= Exercise task =
Extract the full listing verbatim and drop any pictures from your copy.

start Data for processing

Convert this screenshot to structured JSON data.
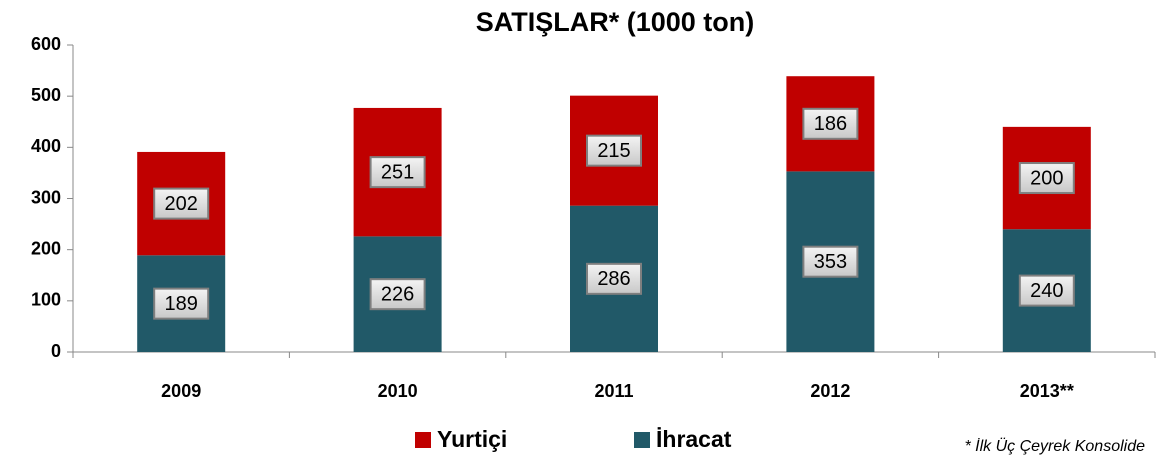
{
  "chart_data": {
    "type": "stacked_bar",
    "title": "SATIŞLAR* (1000 ton)",
    "categories": [
      "2009",
      "2010",
      "2011",
      "2012",
      "2013**"
    ],
    "series": [
      {
        "name": "İhracat",
        "color": "#215968",
        "values": [
          189,
          226,
          286,
          353,
          240
        ]
      },
      {
        "name": "Yurtiçi",
        "color": "#c00000",
        "values": [
          202,
          251,
          215,
          186,
          200
        ]
      }
    ],
    "ylim": [
      0,
      600
    ],
    "yticks": [
      0,
      100,
      200,
      300,
      400,
      500,
      600
    ],
    "grid": false,
    "legend": "bottom",
    "note": "* İlk Üç Çeyrek Konsolide"
  }
}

end Data for processing

= Full response =
Convert this screenshot to structured JSON data.
{
  "chart_data": {
    "type": "stacked_bar",
    "title": "SATIŞLAR* (1000 ton)",
    "categories": [
      "2009",
      "2010",
      "2011",
      "2012",
      "2013**"
    ],
    "series": [
      {
        "name": "İhracat",
        "color": "#215968",
        "values": [
          189,
          226,
          286,
          353,
          240
        ]
      },
      {
        "name": "Yurtiçi",
        "color": "#c00000",
        "values": [
          202,
          251,
          215,
          186,
          200
        ]
      }
    ],
    "ylim": [
      0,
      600
    ],
    "yticks": [
      0,
      100,
      200,
      300,
      400,
      500,
      600
    ],
    "grid": false,
    "legend": "bottom",
    "note": "* İlk Üç Çeyrek Konsolide"
  }
}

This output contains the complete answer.